__GOAL OF THE EXERCISE__:
In the data below, locate each line with the word "Level" and list it.

__MATERIAL FOR THIS EXERCISE__:

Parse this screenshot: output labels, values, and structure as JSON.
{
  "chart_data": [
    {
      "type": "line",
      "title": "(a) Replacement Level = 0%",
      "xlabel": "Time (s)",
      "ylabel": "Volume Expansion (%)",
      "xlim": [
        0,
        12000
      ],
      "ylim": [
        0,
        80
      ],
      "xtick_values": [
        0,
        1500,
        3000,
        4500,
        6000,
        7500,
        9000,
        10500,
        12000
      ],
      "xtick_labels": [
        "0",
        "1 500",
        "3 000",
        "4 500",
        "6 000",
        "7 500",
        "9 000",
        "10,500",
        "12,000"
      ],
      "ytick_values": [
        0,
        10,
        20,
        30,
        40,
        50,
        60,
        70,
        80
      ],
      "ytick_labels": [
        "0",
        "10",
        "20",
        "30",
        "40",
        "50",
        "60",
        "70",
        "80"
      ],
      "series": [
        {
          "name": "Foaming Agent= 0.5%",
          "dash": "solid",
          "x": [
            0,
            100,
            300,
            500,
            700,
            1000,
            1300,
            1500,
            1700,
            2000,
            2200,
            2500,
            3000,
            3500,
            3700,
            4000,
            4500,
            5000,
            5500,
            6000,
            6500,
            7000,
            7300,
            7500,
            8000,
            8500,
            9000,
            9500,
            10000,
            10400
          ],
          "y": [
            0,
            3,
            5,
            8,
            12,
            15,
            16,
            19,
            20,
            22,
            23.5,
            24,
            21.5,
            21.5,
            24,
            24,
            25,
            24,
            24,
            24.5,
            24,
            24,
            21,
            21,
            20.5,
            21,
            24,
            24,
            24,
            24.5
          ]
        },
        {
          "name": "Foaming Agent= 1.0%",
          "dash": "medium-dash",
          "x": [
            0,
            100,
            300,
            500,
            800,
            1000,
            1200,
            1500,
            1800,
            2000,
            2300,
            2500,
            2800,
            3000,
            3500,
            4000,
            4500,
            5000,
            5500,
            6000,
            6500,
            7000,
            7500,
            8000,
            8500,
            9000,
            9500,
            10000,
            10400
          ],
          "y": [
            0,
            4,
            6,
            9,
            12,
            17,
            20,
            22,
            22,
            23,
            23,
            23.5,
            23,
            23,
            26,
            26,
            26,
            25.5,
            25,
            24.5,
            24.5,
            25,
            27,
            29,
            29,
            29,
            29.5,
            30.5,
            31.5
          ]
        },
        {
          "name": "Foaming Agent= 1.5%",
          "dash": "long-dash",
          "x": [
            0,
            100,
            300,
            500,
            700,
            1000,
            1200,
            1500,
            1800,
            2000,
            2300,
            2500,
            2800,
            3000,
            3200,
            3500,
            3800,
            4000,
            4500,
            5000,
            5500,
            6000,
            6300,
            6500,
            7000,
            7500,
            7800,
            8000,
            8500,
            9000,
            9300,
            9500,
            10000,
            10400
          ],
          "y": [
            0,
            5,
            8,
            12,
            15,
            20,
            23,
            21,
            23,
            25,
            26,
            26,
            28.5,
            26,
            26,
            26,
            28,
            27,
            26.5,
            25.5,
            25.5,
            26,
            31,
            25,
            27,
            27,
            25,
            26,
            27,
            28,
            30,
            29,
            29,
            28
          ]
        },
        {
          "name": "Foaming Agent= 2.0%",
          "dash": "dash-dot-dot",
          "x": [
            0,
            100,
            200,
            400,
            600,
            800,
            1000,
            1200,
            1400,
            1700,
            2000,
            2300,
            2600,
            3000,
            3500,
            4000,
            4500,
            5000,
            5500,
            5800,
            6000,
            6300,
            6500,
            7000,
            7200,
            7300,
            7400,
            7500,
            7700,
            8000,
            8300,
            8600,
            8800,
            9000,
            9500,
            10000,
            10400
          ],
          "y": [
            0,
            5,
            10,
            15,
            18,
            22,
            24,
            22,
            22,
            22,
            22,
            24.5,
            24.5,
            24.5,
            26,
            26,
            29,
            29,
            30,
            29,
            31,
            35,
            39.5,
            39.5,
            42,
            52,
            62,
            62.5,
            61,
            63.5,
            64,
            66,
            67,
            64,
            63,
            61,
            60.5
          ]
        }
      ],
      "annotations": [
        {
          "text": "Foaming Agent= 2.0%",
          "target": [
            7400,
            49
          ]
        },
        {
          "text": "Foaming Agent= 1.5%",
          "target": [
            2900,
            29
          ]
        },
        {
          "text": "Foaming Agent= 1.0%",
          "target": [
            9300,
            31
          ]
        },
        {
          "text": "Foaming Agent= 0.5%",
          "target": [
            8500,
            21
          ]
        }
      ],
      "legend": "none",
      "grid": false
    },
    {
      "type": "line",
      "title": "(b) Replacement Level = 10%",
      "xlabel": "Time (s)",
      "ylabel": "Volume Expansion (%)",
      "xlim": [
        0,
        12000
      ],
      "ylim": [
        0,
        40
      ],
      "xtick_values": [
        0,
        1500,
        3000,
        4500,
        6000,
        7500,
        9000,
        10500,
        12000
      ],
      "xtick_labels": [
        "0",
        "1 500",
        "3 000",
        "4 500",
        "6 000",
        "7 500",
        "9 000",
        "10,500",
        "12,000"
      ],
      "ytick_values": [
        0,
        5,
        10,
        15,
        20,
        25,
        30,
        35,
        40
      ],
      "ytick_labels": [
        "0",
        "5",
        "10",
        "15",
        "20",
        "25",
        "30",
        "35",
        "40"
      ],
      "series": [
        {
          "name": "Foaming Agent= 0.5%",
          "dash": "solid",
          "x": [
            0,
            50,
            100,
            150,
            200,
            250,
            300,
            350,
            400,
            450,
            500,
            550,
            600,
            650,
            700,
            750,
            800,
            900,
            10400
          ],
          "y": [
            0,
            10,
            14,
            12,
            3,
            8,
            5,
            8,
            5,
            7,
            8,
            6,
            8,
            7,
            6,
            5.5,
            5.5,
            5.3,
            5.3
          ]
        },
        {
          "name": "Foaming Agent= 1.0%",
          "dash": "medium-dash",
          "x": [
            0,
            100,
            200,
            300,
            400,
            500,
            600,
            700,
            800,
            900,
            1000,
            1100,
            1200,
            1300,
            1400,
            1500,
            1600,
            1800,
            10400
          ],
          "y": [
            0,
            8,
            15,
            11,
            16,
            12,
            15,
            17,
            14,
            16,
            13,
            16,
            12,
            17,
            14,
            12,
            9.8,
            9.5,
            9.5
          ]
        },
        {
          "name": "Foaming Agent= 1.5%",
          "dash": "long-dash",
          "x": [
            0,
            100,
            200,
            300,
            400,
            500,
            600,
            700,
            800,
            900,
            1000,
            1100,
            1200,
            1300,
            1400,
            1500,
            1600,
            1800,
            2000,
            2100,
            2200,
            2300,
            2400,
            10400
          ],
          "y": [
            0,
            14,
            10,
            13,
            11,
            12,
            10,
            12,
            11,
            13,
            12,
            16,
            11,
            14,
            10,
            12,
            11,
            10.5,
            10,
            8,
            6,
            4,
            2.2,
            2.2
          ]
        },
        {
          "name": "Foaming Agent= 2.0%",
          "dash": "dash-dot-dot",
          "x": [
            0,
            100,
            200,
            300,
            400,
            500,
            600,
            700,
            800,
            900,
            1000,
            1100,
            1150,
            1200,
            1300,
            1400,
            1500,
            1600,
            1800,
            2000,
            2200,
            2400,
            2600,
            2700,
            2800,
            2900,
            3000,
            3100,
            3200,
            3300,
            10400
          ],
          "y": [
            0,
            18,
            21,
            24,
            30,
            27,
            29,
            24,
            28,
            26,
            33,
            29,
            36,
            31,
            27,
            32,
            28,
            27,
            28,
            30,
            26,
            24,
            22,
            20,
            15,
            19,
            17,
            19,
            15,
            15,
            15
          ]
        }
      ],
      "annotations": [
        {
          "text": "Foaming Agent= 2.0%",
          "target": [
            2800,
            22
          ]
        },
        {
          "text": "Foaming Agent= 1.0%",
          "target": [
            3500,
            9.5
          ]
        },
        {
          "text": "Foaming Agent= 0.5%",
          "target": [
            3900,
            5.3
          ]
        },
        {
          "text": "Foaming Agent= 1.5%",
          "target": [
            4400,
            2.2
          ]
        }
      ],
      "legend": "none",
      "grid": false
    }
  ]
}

__RESULT OF THIS TASK__:
      "title": "(a) Replacement Level = 0%",
      "title": "(b) Replacement Level = 10%",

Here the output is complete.